— begin Data provided —

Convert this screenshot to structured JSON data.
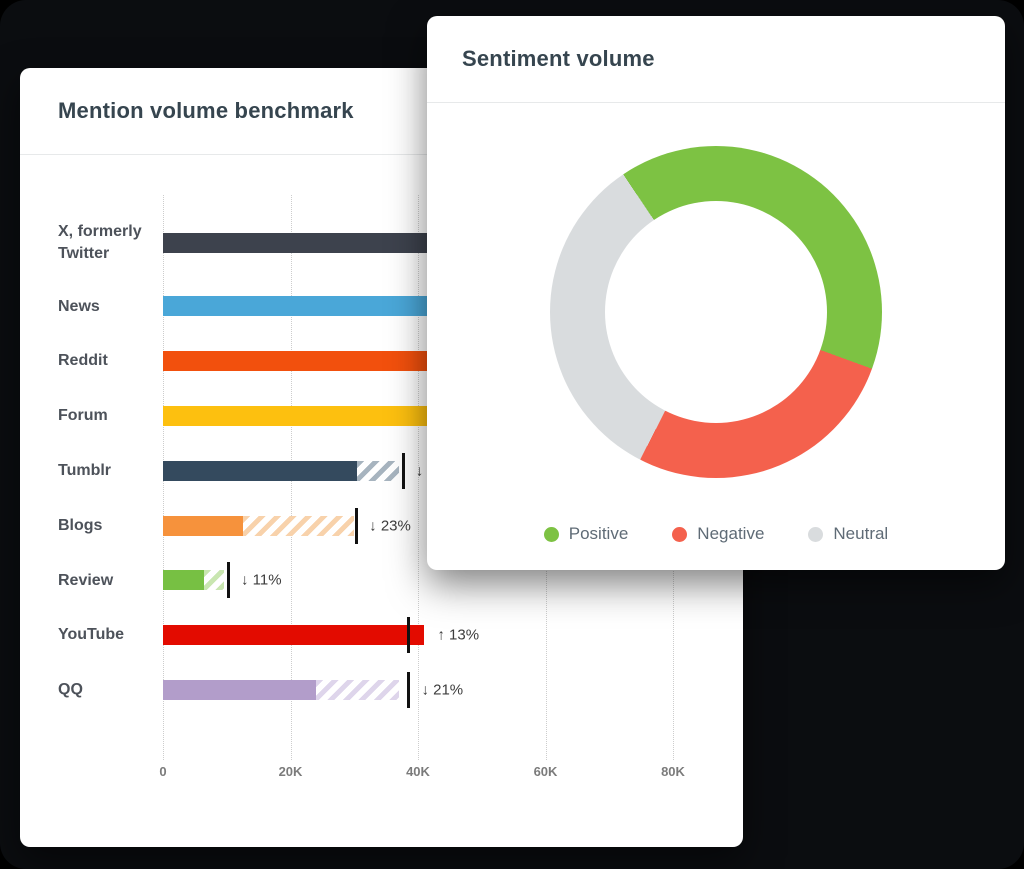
{
  "benchmark": {
    "title": "Mention volume benchmark",
    "axis_max": 80000,
    "axis_ticks": [
      {
        "label": "0",
        "value": 0
      },
      {
        "label": "20K",
        "value": 20000
      },
      {
        "label": "40K",
        "value": 40000
      },
      {
        "label": "60K",
        "value": 60000
      },
      {
        "label": "80K",
        "value": 80000
      }
    ],
    "rows": [
      {
        "label": "X, formerly Twitter",
        "value": 52000,
        "color": "#3d424d"
      },
      {
        "label": "News",
        "value": 51000,
        "color": "#4aa7d8"
      },
      {
        "label": "Reddit",
        "value": 50500,
        "color": "#f2500d"
      },
      {
        "label": "Forum",
        "value": 49500,
        "color": "#fdc00f"
      },
      {
        "label": "Tumblr",
        "value": 30500,
        "color": "#344a5e",
        "hatch_to": 37000,
        "hatch_color": "#a7b4bf",
        "marker": 37600,
        "change": "↓"
      },
      {
        "label": "Blogs",
        "value": 12500,
        "color": "#f6923c",
        "hatch_to": 30000,
        "hatch_color": "#f8d2ab",
        "marker": 30300,
        "change": "↓ 23%"
      },
      {
        "label": "Review",
        "value": 6500,
        "color": "#77c043",
        "hatch_to": 9500,
        "hatch_color": "#c9e6b0",
        "marker": 10200,
        "change": "↓ 11%"
      },
      {
        "label": "YouTube",
        "value": 41000,
        "color": "#e30b00",
        "marker": 38500,
        "change": "↑ 13%"
      },
      {
        "label": "QQ",
        "value": 24000,
        "color": "#b29dca",
        "hatch_to": 37000,
        "hatch_color": "#ded5eb",
        "marker": 38500,
        "change": "↓ 21%"
      }
    ]
  },
  "sentiment": {
    "title": "Sentiment volume",
    "donut": {
      "start_angle_deg": -34,
      "segments": [
        {
          "label": "Positive",
          "percent": 40,
          "color": "#7dc243"
        },
        {
          "label": "Negative",
          "percent": 27,
          "color": "#f4614d"
        },
        {
          "label": "Neutral",
          "percent": 33,
          "color": "#d9dcde"
        }
      ]
    },
    "legend": [
      {
        "label": "Positive",
        "color": "#7dc243"
      },
      {
        "label": "Negative",
        "color": "#f4614d"
      },
      {
        "label": "Neutral",
        "color": "#d9dcde"
      }
    ]
  },
  "chart_data": [
    {
      "type": "bar",
      "orientation": "horizontal",
      "title": "Mention volume benchmark",
      "categories": [
        "X, formerly Twitter",
        "News",
        "Reddit",
        "Forum",
        "Tumblr",
        "Blogs",
        "Review",
        "YouTube",
        "QQ"
      ],
      "series": [
        {
          "name": "mention volume (solid)",
          "values": [
            52000,
            51000,
            50500,
            49500,
            30500,
            12500,
            6500,
            41000,
            24000
          ]
        },
        {
          "name": "benchmark extension (hatched)",
          "values": [
            null,
            null,
            null,
            null,
            37000,
            30000,
            9500,
            null,
            37000
          ]
        },
        {
          "name": "benchmark marker",
          "values": [
            null,
            null,
            null,
            null,
            37600,
            30300,
            10200,
            38500,
            38500
          ]
        }
      ],
      "changes": [
        null,
        null,
        null,
        null,
        "↓",
        "↓ 23%",
        "↓ 11%",
        "↑ 13%",
        "↓ 21%"
      ],
      "xlim": [
        0,
        80000
      ],
      "tick_labels": [
        "0",
        "20K",
        "40K",
        "60K",
        "80K"
      ],
      "grid": "vertical-dotted",
      "legend_position": "none"
    },
    {
      "type": "pie",
      "donut": true,
      "title": "Sentiment volume",
      "labels": [
        "Positive",
        "Negative",
        "Neutral"
      ],
      "values": [
        40,
        27,
        33
      ],
      "unit": "%",
      "colors": [
        "#7dc243",
        "#f4614d",
        "#d9dcde"
      ],
      "start_angle_deg": -34,
      "legend_position": "bottom"
    }
  ]
}
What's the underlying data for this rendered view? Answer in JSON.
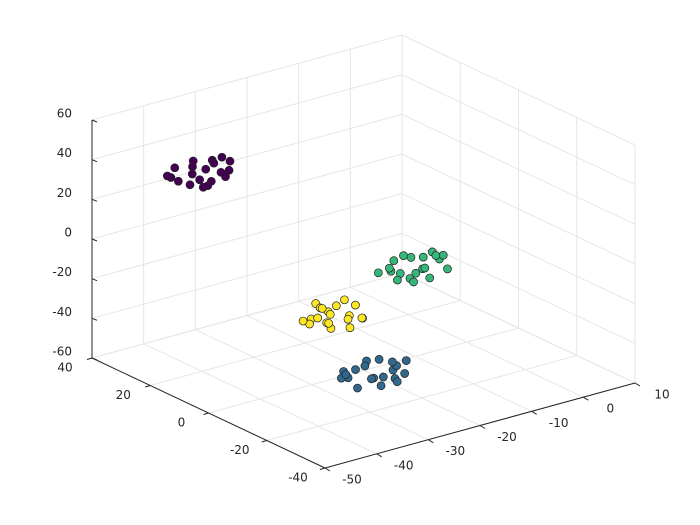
{
  "chart_data": {
    "type": "scatter3d",
    "xlim": [
      -50,
      10
    ],
    "ylim": [
      -40,
      40
    ],
    "zlim": [
      -60,
      60
    ],
    "xticks": [
      -50,
      -40,
      -30,
      -20,
      -10,
      0,
      10
    ],
    "yticks": [
      -40,
      -20,
      0,
      20,
      40
    ],
    "zticks": [
      -60,
      -40,
      -20,
      0,
      20,
      40,
      60
    ],
    "grid": true,
    "series": [
      {
        "color": "#440154",
        "x": [
          -38,
          -44,
          -35,
          -41,
          -37,
          -46,
          -40,
          -36,
          -43,
          -39,
          -42,
          -34,
          -45,
          -38,
          -40,
          -43,
          -36,
          -41,
          -37,
          -44
        ],
        "y": [
          17,
          21,
          22,
          15,
          24,
          20,
          23,
          19,
          18,
          25,
          16,
          21,
          23,
          20,
          18,
          24,
          23,
          19,
          16,
          17
        ],
        "z": [
          41,
          38,
          43,
          40,
          37,
          42,
          44,
          36,
          43,
          39,
          37,
          41,
          40,
          45,
          35,
          42,
          40,
          38,
          42,
          39
        ]
      },
      {
        "color": "#35b779",
        "x": [
          -8,
          -14,
          -5,
          -11,
          -7,
          -16,
          -10,
          -6,
          -13,
          -9,
          -12,
          -4,
          -15,
          -8,
          -10,
          -13,
          -6,
          -11,
          -7,
          -14
        ],
        "y": [
          1,
          -2,
          3,
          0,
          -3,
          2,
          4,
          -4,
          3,
          -1,
          -3,
          1,
          0,
          5,
          -5,
          2,
          0,
          -2,
          2,
          -1
        ],
        "z": [
          -18,
          -14,
          -13,
          -20,
          -11,
          -15,
          -12,
          -16,
          -17,
          -10,
          -19,
          -14,
          -12,
          -15,
          -17,
          -11,
          -12,
          -16,
          -19,
          -18
        ]
      },
      {
        "color": "#fde725",
        "x": [
          -29,
          -25,
          -24,
          -31,
          -22,
          -26,
          -23,
          -27,
          -28,
          -21,
          -30,
          -25,
          -23,
          -26,
          -28,
          -22,
          -23,
          -27,
          -30,
          -29
        ],
        "y": [
          2,
          -4,
          5,
          -1,
          3,
          -6,
          0,
          4,
          -3,
          1,
          -2,
          6,
          -5,
          2,
          0,
          -3,
          4,
          -1,
          3,
          -4
        ],
        "z": [
          -29,
          -26,
          -31,
          -28,
          -25,
          -30,
          -32,
          -24,
          -31,
          -27,
          -25,
          -29,
          -28,
          -33,
          -23,
          -30,
          -28,
          -26,
          -30,
          -27
        ]
      },
      {
        "color": "#31688e",
        "x": [
          -31,
          -25,
          -34,
          -28,
          -32,
          -23,
          -29,
          -33,
          -26,
          -30,
          -27,
          -35,
          -24,
          -31,
          -29,
          -26,
          -33,
          -28,
          -32,
          -25
        ],
        "y": [
          -23,
          -19,
          -18,
          -25,
          -16,
          -20,
          -17,
          -21,
          -22,
          -15,
          -24,
          -19,
          -17,
          -20,
          -22,
          -16,
          -17,
          -21,
          -24,
          -23
        ],
        "z": [
          -40,
          -43,
          -38,
          -41,
          -44,
          -39,
          -37,
          -45,
          -38,
          -42,
          -44,
          -40,
          -41,
          -36,
          -46,
          -39,
          -41,
          -43,
          -39,
          -42
        ]
      }
    ]
  }
}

— end Data provided —

Give every line back word for word and leave the pictures out.

Convert this screenshot to structured JSON data.
{
  "benchmark": {
    "title": "Mention volume benchmark",
    "axis_max": 80000,
    "axis_ticks": [
      {
        "label": "0",
        "value": 0
      },
      {
        "label": "20K",
        "value": 20000
      },
      {
        "label": "40K",
        "value": 40000
      },
      {
        "label": "60K",
        "value": 60000
      },
      {
        "label": "80K",
        "value": 80000
      }
    ],
    "rows": [
      {
        "label": "X, formerly Twitter",
        "value": 52000,
        "color": "#3d424d"
      },
      {
        "label": "News",
        "value": 51000,
        "color": "#4aa7d8"
      },
      {
        "label": "Reddit",
        "value": 50500,
        "color": "#f2500d"
      },
      {
        "label": "Forum",
        "value": 49500,
        "color": "#fdc00f"
      },
      {
        "label": "Tumblr",
        "value": 30500,
        "color": "#344a5e",
        "hatch_to": 37000,
        "hatch_color": "#a7b4bf",
        "marker": 37600,
        "change": "↓"
      },
      {
        "label": "Blogs",
        "value": 12500,
        "color": "#f6923c",
        "hatch_to": 30000,
        "hatch_color": "#f8d2ab",
        "marker": 30300,
        "change": "↓ 23%"
      },
      {
        "label": "Review",
        "value": 6500,
        "color": "#77c043",
        "hatch_to": 9500,
        "hatch_color": "#c9e6b0",
        "marker": 10200,
        "change": "↓ 11%"
      },
      {
        "label": "YouTube",
        "value": 41000,
        "color": "#e30b00",
        "marker": 38500,
        "change": "↑ 13%"
      },
      {
        "label": "QQ",
        "value": 24000,
        "color": "#b29dca",
        "hatch_to": 37000,
        "hatch_color": "#ded5eb",
        "marker": 38500,
        "change": "↓ 21%"
      }
    ]
  },
  "sentiment": {
    "title": "Sentiment volume",
    "donut": {
      "start_angle_deg": -34,
      "segments": [
        {
          "label": "Positive",
          "percent": 40,
          "color": "#7dc243"
        },
        {
          "label": "Negative",
          "percent": 27,
          "color": "#f4614d"
        },
        {
          "label": "Neutral",
          "percent": 33,
          "color": "#d9dcde"
        }
      ]
    },
    "legend": [
      {
        "label": "Positive",
        "color": "#7dc243"
      },
      {
        "label": "Negative",
        "color": "#f4614d"
      },
      {
        "label": "Neutral",
        "color": "#d9dcde"
      }
    ]
  },
  "chart_data": [
    {
      "type": "bar",
      "orientation": "horizontal",
      "title": "Mention volume benchmark",
      "categories": [
        "X, formerly Twitter",
        "News",
        "Reddit",
        "Forum",
        "Tumblr",
        "Blogs",
        "Review",
        "YouTube",
        "QQ"
      ],
      "series": [
        {
          "name": "mention volume (solid)",
          "values": [
            52000,
            51000,
            50500,
            49500,
            30500,
            12500,
            6500,
            41000,
            24000
          ]
        },
        {
          "name": "benchmark extension (hatched)",
          "values": [
            null,
            null,
            null,
            null,
            37000,
            30000,
            9500,
            null,
            37000
          ]
        },
        {
          "name": "benchmark marker",
          "values": [
            null,
            null,
            null,
            null,
            37600,
            30300,
            10200,
            38500,
            38500
          ]
        }
      ],
      "changes": [
        null,
        null,
        null,
        null,
        "↓",
        "↓ 23%",
        "↓ 11%",
        "↑ 13%",
        "↓ 21%"
      ],
      "xlim": [
        0,
        80000
      ],
      "tick_labels": [
        "0",
        "20K",
        "40K",
        "60K",
        "80K"
      ],
      "grid": "vertical-dotted",
      "legend_position": "none"
    },
    {
      "type": "pie",
      "donut": true,
      "title": "Sentiment volume",
      "labels": [
        "Positive",
        "Negative",
        "Neutral"
      ],
      "values": [
        40,
        27,
        33
      ],
      "unit": "%",
      "colors": [
        "#7dc243",
        "#f4614d",
        "#d9dcde"
      ],
      "start_angle_deg": -34,
      "legend_position": "bottom"
    }
  ]
}
What's the underlying data for this rendered view? Answer in JSON.
{
  "chart_data": {
    "type": "scatter3d",
    "xlim": [
      -50,
      10
    ],
    "ylim": [
      -40,
      40
    ],
    "zlim": [
      -60,
      60
    ],
    "xticks": [
      -50,
      -40,
      -30,
      -20,
      -10,
      0,
      10
    ],
    "yticks": [
      -40,
      -20,
      0,
      20,
      40
    ],
    "zticks": [
      -60,
      -40,
      -20,
      0,
      20,
      40,
      60
    ],
    "grid": true,
    "series": [
      {
        "color": "#440154",
        "x": [
          -38,
          -44,
          -35,
          -41,
          -37,
          -46,
          -40,
          -36,
          -43,
          -39,
          -42,
          -34,
          -45,
          -38,
          -40,
          -43,
          -36,
          -41,
          -37,
          -44
        ],
        "y": [
          17,
          21,
          22,
          15,
          24,
          20,
          23,
          19,
          18,
          25,
          16,
          21,
          23,
          20,
          18,
          24,
          23,
          19,
          16,
          17
        ],
        "z": [
          41,
          38,
          43,
          40,
          37,
          42,
          44,
          36,
          43,
          39,
          37,
          41,
          40,
          45,
          35,
          42,
          40,
          38,
          42,
          39
        ]
      },
      {
        "color": "#35b779",
        "x": [
          -8,
          -14,
          -5,
          -11,
          -7,
          -16,
          -10,
          -6,
          -13,
          -9,
          -12,
          -4,
          -15,
          -8,
          -10,
          -13,
          -6,
          -11,
          -7,
          -14
        ],
        "y": [
          1,
          -2,
          3,
          0,
          -3,
          2,
          4,
          -4,
          3,
          -1,
          -3,
          1,
          0,
          5,
          -5,
          2,
          0,
          -2,
          2,
          -1
        ],
        "z": [
          -18,
          -14,
          -13,
          -20,
          -11,
          -15,
          -12,
          -16,
          -17,
          -10,
          -19,
          -14,
          -12,
          -15,
          -17,
          -11,
          -12,
          -16,
          -19,
          -18
        ]
      },
      {
        "color": "#fde725",
        "x": [
          -29,
          -25,
          -24,
          -31,
          -22,
          -26,
          -23,
          -27,
          -28,
          -21,
          -30,
          -25,
          -23,
          -26,
          -28,
          -22,
          -23,
          -27,
          -30,
          -29
        ],
        "y": [
          2,
          -4,
          5,
          -1,
          3,
          -6,
          0,
          4,
          -3,
          1,
          -2,
          6,
          -5,
          2,
          0,
          -3,
          4,
          -1,
          3,
          -4
        ],
        "z": [
          -29,
          -26,
          -31,
          -28,
          -25,
          -30,
          -32,
          -24,
          -31,
          -27,
          -25,
          -29,
          -28,
          -33,
          -23,
          -30,
          -28,
          -26,
          -30,
          -27
        ]
      },
      {
        "color": "#31688e",
        "x": [
          -31,
          -25,
          -34,
          -28,
          -32,
          -23,
          -29,
          -33,
          -26,
          -30,
          -27,
          -35,
          -24,
          -31,
          -29,
          -26,
          -33,
          -28,
          -32,
          -25
        ],
        "y": [
          -23,
          -19,
          -18,
          -25,
          -16,
          -20,
          -17,
          -21,
          -22,
          -15,
          -24,
          -19,
          -17,
          -20,
          -22,
          -16,
          -17,
          -21,
          -24,
          -23
        ],
        "z": [
          -40,
          -43,
          -38,
          -41,
          -44,
          -39,
          -37,
          -45,
          -38,
          -42,
          -44,
          -40,
          -41,
          -36,
          -46,
          -39,
          -41,
          -43,
          -39,
          -42
        ]
      }
    ]
  }
}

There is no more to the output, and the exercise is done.